- _STATED GOAL_
Below is a listing. Gather each line of it that contains "capacitación".

- _EXTRACTED INFORMATION_
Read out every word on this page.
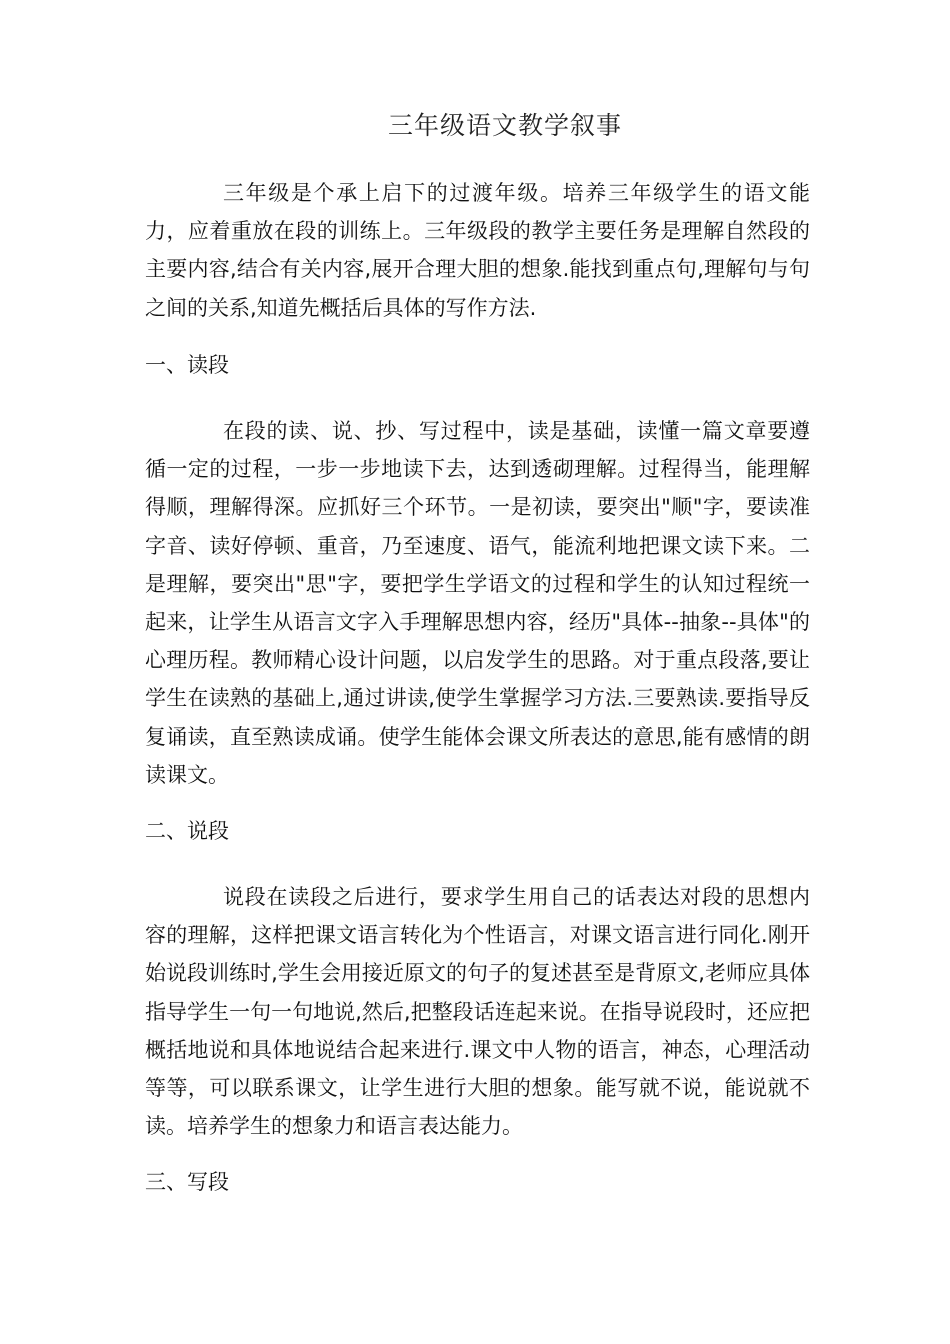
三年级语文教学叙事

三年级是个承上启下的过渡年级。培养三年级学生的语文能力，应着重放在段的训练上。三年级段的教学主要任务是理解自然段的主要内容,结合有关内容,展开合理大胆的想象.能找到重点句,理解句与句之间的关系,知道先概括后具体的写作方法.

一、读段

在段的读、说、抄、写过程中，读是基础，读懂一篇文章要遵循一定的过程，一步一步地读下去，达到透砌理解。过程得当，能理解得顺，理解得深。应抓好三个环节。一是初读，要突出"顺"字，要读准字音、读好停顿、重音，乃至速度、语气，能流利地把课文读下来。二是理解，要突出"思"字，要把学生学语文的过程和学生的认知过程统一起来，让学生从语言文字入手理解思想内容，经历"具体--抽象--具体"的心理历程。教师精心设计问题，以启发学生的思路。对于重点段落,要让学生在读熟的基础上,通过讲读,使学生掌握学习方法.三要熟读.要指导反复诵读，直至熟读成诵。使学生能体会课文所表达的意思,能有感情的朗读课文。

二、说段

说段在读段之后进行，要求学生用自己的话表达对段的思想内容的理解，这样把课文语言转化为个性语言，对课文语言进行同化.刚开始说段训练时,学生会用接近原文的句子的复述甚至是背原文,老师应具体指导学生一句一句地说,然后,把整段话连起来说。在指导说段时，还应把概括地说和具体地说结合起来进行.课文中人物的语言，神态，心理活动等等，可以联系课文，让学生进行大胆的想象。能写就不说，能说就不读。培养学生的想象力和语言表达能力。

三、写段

* * *

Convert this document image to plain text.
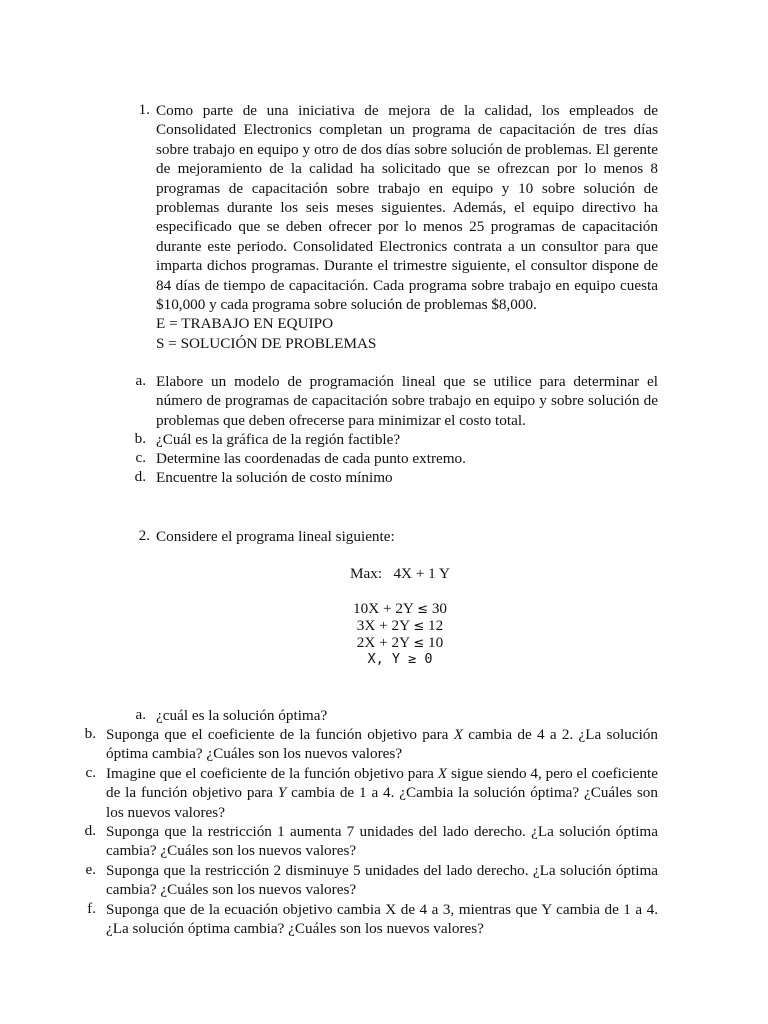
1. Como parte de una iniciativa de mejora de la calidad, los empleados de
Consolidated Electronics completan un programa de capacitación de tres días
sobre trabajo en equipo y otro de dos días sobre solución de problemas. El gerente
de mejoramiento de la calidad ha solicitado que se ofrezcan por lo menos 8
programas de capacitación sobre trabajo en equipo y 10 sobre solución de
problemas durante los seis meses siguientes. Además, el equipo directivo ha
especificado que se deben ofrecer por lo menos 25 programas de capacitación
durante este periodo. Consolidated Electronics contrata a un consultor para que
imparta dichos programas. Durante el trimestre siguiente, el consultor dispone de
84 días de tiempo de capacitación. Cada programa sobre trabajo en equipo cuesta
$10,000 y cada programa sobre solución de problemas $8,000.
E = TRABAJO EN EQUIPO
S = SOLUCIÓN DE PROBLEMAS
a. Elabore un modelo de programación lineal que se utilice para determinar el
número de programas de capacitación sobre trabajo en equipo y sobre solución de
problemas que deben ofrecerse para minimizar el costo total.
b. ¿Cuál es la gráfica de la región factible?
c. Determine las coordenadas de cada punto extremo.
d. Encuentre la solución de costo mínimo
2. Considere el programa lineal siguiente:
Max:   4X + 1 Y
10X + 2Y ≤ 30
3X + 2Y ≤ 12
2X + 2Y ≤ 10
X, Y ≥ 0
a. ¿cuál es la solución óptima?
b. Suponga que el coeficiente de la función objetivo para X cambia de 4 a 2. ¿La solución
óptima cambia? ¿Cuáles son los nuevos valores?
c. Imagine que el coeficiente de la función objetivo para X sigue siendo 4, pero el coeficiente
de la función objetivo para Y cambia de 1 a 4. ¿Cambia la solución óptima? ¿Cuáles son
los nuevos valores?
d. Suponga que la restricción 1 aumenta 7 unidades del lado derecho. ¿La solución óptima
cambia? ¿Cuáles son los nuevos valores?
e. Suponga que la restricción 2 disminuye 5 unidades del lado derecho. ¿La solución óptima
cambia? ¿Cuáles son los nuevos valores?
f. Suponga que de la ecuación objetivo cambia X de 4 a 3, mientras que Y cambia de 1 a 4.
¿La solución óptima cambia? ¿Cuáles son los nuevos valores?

- _FULL SOLUTION_
Consolidated Electronics completan un programa de capacitación de tres días
programas de capacitación sobre trabajo en equipo y 10 sobre solución de
especificado que se deben ofrecer por lo menos 25 programas de capacitación
84 días de tiempo de capacitación. Cada programa sobre trabajo en equipo cuesta
número de programas de capacitación sobre trabajo en equipo y sobre solución de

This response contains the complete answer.